Repeat exactly the lines below from the line that contains "Decode this image" to the last line, inclusive, without the pictures.

Items listed in a dataset
================

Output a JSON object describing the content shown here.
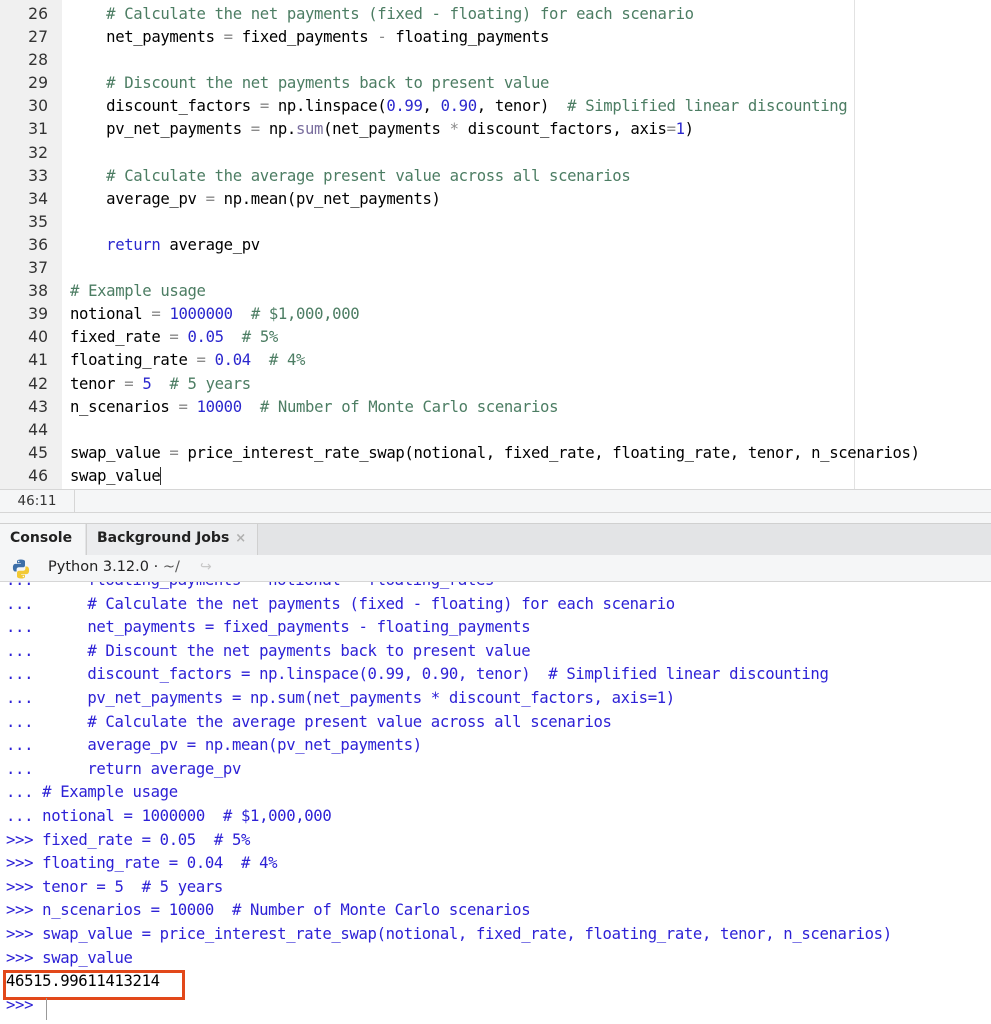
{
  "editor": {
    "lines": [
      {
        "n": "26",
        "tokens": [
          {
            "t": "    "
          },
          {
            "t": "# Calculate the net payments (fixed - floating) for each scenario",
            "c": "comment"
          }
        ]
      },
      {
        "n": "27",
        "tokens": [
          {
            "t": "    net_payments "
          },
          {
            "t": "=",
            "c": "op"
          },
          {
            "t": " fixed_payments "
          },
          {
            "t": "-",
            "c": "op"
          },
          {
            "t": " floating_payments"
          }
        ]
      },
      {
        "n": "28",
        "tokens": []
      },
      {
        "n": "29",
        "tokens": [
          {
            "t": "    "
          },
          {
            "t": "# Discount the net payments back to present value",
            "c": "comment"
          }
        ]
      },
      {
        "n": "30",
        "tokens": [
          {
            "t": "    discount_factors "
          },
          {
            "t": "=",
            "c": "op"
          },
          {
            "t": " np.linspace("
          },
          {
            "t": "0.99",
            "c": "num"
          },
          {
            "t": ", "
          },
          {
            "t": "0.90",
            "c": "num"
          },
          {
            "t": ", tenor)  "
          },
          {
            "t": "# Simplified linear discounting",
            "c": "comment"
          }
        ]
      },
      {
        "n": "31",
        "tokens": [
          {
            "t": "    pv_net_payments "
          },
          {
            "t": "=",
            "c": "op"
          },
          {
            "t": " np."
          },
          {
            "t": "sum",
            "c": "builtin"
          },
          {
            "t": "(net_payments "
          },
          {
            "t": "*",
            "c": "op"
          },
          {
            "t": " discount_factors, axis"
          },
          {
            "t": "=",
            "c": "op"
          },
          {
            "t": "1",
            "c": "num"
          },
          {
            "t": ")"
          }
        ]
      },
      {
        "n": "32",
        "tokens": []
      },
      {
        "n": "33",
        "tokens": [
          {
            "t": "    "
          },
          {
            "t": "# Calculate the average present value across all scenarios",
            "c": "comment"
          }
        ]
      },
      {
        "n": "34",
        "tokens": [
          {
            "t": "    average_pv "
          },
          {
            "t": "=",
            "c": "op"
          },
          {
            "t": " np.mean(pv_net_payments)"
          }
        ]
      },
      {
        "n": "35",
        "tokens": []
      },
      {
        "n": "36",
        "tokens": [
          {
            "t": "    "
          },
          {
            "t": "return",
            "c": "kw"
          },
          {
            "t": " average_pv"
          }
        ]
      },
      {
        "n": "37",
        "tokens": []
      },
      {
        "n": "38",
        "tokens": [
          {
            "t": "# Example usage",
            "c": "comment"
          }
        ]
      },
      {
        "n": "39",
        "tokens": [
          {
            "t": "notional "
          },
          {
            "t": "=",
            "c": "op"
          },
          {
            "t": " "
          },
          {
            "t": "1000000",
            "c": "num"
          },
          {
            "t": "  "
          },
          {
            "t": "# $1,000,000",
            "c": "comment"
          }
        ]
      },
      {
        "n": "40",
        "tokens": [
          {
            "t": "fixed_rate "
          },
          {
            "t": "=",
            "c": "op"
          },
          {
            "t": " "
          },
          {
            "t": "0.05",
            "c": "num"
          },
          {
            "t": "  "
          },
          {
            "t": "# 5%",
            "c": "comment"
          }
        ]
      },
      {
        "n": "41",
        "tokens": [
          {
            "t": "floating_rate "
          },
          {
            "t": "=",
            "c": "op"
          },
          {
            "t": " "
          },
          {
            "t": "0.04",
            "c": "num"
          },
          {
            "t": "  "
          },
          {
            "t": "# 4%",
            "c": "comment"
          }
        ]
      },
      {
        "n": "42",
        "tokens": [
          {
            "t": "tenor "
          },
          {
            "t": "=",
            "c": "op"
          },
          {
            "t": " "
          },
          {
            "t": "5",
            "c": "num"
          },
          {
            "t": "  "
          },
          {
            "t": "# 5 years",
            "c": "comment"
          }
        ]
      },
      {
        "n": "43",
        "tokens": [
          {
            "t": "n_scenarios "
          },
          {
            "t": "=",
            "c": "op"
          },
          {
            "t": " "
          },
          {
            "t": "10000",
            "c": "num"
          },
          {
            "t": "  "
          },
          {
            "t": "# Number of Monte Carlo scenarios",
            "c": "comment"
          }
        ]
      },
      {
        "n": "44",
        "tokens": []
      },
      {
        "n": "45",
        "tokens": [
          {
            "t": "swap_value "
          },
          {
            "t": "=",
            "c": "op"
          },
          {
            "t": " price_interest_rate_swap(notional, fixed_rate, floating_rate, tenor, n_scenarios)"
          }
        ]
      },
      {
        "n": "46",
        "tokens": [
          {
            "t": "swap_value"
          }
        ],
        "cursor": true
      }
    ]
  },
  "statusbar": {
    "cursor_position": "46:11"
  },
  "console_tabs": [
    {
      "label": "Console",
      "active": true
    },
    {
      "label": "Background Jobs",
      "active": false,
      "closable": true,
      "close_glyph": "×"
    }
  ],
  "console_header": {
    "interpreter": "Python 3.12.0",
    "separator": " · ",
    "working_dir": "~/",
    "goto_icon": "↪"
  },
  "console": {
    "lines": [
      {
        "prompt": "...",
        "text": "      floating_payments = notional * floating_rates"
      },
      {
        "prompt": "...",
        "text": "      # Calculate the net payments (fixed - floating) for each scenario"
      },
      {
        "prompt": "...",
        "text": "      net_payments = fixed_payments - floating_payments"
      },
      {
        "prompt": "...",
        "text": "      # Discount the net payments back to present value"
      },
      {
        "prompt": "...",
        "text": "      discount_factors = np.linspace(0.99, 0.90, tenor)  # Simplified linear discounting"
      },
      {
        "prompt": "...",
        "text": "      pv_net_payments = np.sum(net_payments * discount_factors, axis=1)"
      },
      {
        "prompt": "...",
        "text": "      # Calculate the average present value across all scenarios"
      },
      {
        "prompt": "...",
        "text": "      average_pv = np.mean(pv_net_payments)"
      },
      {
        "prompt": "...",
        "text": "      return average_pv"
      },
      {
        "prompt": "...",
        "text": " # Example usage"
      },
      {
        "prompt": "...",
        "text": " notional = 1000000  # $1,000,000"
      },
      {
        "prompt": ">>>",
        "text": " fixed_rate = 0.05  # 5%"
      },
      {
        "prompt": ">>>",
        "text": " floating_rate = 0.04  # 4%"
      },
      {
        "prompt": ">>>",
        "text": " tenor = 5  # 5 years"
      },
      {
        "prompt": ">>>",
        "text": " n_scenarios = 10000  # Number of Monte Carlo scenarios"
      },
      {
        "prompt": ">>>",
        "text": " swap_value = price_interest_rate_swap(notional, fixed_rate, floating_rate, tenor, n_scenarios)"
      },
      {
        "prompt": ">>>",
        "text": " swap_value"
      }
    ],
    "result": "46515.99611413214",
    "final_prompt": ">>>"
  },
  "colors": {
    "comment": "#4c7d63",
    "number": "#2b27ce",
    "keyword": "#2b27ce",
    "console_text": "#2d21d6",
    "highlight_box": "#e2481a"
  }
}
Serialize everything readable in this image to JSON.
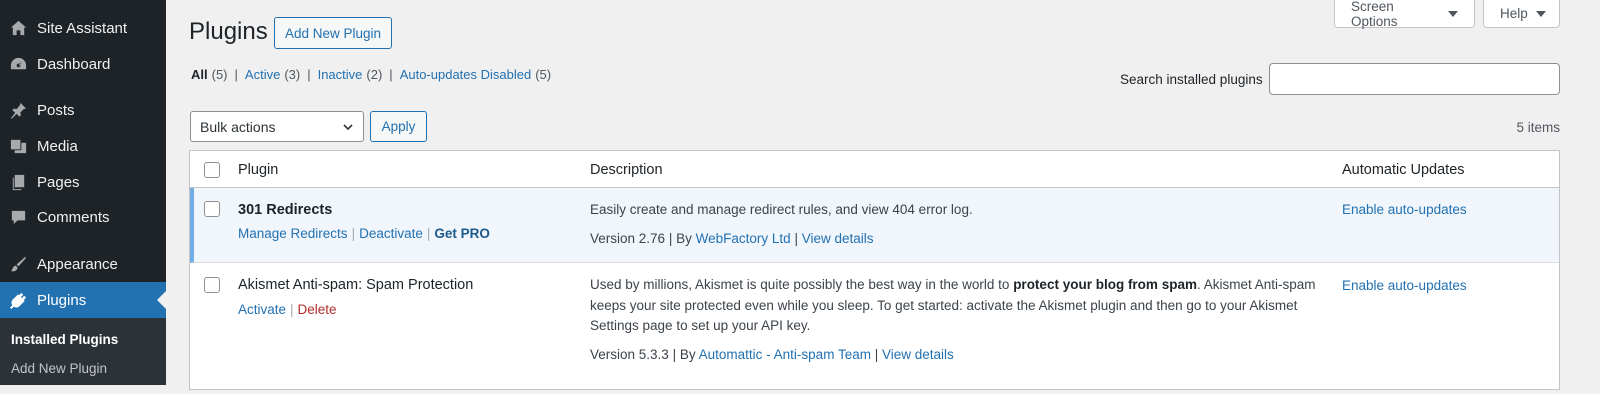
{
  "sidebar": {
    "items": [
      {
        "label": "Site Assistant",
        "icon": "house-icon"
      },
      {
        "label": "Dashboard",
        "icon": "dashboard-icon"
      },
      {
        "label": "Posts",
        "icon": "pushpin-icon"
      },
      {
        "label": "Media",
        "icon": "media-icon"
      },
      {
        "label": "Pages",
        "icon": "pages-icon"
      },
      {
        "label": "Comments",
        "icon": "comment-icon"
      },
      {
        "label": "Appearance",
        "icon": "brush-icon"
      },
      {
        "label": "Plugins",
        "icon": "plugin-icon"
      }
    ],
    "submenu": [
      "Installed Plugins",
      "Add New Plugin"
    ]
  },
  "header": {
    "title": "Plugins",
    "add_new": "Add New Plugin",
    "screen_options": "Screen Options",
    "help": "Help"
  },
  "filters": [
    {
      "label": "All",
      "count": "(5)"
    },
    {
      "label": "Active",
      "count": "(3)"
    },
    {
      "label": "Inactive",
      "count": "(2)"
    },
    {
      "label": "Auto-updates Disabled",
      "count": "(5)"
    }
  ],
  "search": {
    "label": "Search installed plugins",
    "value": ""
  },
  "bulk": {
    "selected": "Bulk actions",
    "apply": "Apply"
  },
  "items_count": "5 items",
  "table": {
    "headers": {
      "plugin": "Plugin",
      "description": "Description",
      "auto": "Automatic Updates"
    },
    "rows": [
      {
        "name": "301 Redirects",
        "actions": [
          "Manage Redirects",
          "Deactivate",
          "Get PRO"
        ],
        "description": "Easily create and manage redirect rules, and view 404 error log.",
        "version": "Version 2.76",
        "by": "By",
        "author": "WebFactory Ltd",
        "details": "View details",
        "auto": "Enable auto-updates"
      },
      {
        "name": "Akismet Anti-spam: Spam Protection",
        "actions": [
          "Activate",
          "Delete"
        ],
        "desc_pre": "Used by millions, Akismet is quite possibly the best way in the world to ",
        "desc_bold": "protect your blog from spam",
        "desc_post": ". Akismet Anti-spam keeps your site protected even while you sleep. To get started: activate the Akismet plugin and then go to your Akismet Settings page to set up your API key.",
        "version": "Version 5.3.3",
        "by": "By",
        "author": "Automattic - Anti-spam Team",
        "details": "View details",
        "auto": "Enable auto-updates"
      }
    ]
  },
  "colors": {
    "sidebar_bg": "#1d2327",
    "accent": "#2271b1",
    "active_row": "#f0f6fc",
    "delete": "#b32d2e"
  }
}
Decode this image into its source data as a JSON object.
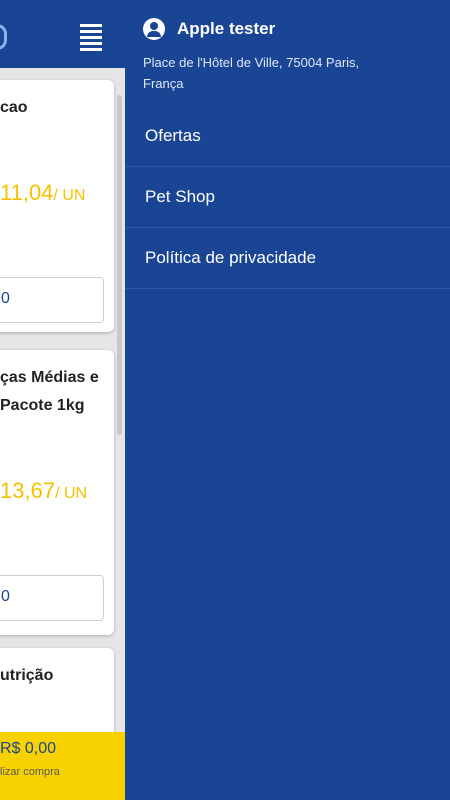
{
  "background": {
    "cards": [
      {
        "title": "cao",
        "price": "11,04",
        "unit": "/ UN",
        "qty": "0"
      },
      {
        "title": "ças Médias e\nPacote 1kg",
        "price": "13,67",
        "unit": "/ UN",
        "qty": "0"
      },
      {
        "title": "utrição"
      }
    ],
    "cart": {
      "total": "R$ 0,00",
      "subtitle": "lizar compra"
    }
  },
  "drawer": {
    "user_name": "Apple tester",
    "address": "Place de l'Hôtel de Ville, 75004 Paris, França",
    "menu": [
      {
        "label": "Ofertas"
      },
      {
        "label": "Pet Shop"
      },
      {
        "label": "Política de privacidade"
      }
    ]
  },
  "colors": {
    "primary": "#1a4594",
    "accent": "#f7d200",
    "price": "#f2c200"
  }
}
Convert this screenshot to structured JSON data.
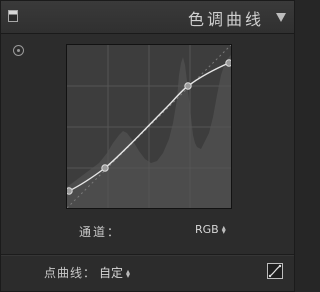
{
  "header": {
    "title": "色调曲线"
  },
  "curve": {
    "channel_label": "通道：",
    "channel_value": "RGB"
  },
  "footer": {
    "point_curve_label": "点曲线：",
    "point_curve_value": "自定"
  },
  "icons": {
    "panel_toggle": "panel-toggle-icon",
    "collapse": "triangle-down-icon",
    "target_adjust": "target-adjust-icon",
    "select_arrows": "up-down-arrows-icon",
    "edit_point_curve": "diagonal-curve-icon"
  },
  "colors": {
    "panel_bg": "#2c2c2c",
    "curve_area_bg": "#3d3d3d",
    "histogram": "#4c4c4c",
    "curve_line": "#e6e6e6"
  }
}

================

__RESULT OF THE TASK__
Decode this image into its source data as a JSON object.
{
  "background": {
    "cards": [
      {
        "title": "cao",
        "price": "11,04",
        "unit": "/ UN",
        "qty": "0"
      },
      {
        "title": "ças Médias e\nPacote 1kg",
        "price": "13,67",
        "unit": "/ UN",
        "qty": "0"
      },
      {
        "title": "utrição"
      }
    ],
    "cart": {
      "total": "R$ 0,00",
      "subtitle": "lizar compra"
    }
  },
  "drawer": {
    "user_name": "Apple tester",
    "address": "Place de l'Hôtel de Ville, 75004 Paris, França",
    "menu": [
      {
        "label": "Ofertas"
      },
      {
        "label": "Pet Shop"
      },
      {
        "label": "Política de privacidade"
      }
    ]
  },
  "colors": {
    "primary": "#1a4594",
    "accent": "#f7d200",
    "price": "#f2c200"
  }
}
Convert this screenshot to structured JSON data.
{
  "header": {
    "title": "色调曲线"
  },
  "curve": {
    "channel_label": "通道：",
    "channel_value": "RGB"
  },
  "footer": {
    "point_curve_label": "点曲线：",
    "point_curve_value": "自定"
  },
  "icons": {
    "panel_toggle": "panel-toggle-icon",
    "collapse": "triangle-down-icon",
    "target_adjust": "target-adjust-icon",
    "select_arrows": "up-down-arrows-icon",
    "edit_point_curve": "diagonal-curve-icon"
  },
  "colors": {
    "panel_bg": "#2c2c2c",
    "curve_area_bg": "#3d3d3d",
    "histogram": "#4c4c4c",
    "curve_line": "#e6e6e6"
  }
}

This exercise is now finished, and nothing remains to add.